- [Do this]
Print the whole listing exactly.
[Data for processing start]
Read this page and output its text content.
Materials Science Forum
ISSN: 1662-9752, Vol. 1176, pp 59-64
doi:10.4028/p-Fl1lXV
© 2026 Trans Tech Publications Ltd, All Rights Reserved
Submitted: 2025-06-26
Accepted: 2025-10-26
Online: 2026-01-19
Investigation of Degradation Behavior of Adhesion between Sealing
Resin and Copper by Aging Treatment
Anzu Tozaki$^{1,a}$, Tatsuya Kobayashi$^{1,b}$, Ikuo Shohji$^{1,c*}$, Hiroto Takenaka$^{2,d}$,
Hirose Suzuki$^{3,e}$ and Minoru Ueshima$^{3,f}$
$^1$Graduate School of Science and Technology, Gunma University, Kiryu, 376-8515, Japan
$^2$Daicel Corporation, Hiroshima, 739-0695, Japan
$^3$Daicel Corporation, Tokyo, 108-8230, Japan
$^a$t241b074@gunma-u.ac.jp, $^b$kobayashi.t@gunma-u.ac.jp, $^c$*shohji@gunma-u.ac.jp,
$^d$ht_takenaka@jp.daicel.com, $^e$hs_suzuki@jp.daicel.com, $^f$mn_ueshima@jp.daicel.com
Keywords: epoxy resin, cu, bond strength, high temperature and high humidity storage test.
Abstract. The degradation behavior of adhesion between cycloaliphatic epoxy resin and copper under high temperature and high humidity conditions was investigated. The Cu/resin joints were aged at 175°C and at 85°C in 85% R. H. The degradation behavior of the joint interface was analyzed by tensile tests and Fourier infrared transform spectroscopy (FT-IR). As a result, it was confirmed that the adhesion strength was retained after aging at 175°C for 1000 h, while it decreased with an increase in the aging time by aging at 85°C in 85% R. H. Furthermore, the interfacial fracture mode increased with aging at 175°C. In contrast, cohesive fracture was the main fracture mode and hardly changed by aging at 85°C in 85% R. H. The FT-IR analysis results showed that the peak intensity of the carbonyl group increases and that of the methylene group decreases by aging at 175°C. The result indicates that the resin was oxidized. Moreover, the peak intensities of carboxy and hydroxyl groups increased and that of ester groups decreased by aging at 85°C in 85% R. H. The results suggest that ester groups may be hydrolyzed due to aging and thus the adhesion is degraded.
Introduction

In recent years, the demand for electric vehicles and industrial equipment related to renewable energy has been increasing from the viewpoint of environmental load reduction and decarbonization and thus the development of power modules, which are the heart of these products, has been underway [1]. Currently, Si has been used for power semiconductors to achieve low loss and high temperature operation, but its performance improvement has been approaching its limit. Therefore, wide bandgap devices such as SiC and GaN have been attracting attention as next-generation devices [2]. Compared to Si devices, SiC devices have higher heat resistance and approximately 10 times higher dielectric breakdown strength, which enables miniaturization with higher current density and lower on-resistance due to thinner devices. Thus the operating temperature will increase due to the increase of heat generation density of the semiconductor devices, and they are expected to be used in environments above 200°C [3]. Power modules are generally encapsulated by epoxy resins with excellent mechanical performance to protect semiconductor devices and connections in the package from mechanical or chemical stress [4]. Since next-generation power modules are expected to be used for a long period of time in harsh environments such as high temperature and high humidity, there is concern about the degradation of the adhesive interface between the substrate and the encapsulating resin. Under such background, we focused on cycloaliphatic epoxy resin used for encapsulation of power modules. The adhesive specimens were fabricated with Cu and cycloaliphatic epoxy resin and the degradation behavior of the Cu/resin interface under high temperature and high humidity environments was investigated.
[Data for processing end]
- [Final result]
Read this page and output its text content.
Materials Science Forum
ISSN: 1662-9752, Vol. 1176, pp 59-64
doi:10.4028/p-Fl1lXV
© 2026 Trans Tech Publications Ltd, All Rights Reserved
Submitted: 2025-06-26
Accepted: 2025-10-26
Online: 2026-01-19
Investigation of Degradation Behavior of Adhesion between Sealing
Resin and Copper by Aging Treatment
Anzu Tozaki$^{1,a}$, Tatsuya Kobayashi$^{1,b}$, Ikuo Shohji$^{1,c*}$, Hiroto Takenaka$^{2,d}$,
Hirose Suzuki$^{3,e}$ and Minoru Ueshima$^{3,f}$
$^1$Graduate School of Science and Technology, Gunma University, Kiryu, 376-8515, Japan
$^2$Daicel Corporation, Hiroshima, 739-0695, Japan
$^3$Daicel Corporation, Tokyo, 108-8230, Japan
$^a$t241b074@gunma-u.ac.jp, $^b$kobayashi.t@gunma-u.ac.jp, $^c$*shohji@gunma-u.ac.jp,
$^d$ht_takenaka@jp.daicel.com, $^e$hs_suzuki@jp.daicel.com, $^f$mn_ueshima@jp.daicel.com
Keywords: epoxy resin, cu, bond strength, high temperature and high humidity storage test.
Abstract. The degradation behavior of adhesion between cycloaliphatic epoxy resin and copper under high temperature and high humidity conditions was investigated. The Cu/resin joints were aged at 175°C and at 85°C in 85% R. H. The degradation behavior of the joint interface was analyzed by tensile tests and Fourier infrared transform spectroscopy (FT-IR). As a result, it was confirmed that the adhesion strength was retained after aging at 175°C for 1000 h, while it decreased with an increase in the aging time by aging at 85°C in 85% R. H. Furthermore, the interfacial fracture mode increased with aging at 175°C. In contrast, cohesive fracture was the main fracture mode and hardly changed by aging at 85°C in 85% R. H. The FT-IR analysis results showed that the peak intensity of the carbonyl group increases and that of the methylene group decreases by aging at 175°C. The result indicates that the resin was oxidized. Moreover, the peak intensities of carboxy and hydroxyl groups increased and that of ester groups decreased by aging at 85°C in 85% R. H. The results suggest that ester groups may be hydrolyzed due to aging and thus the adhesion is degraded.
Introduction

In recent years, the demand for electric vehicles and industrial equipment related to renewable energy has been increasing from the viewpoint of environmental load reduction and decarbonization and thus the development of power modules, which are the heart of these products, has been underway [1]. Currently, Si has been used for power semiconductors to achieve low loss and high temperature operation, but its performance improvement has been approaching its limit. Therefore, wide bandgap devices such as SiC and GaN have been attracting attention as next-generation devices [2]. Compared to Si devices, SiC devices have higher heat resistance and approximately 10 times higher dielectric breakdown strength, which enables miniaturization with higher current density and lower on-resistance due to thinner devices. Thus the operating temperature will increase due to the increase of heat generation density of the semiconductor devices, and they are expected to be used in environments above 200°C [3]. Power modules are generally encapsulated by epoxy resins with excellent mechanical performance to protect semiconductor devices and connections in the package from mechanical or chemical stress [4]. Since next-generation power modules are expected to be used for a long period of time in harsh environments such as high temperature and high humidity, there is concern about the degradation of the adhesive interface between the substrate and the encapsulating resin. Under such background, we focused on cycloaliphatic epoxy resin used for encapsulation of power modules. The adhesive specimens were fabricated with Cu and cycloaliphatic epoxy resin and the degradation behavior of the Cu/resin interface under high temperature and high humidity environments was investigated.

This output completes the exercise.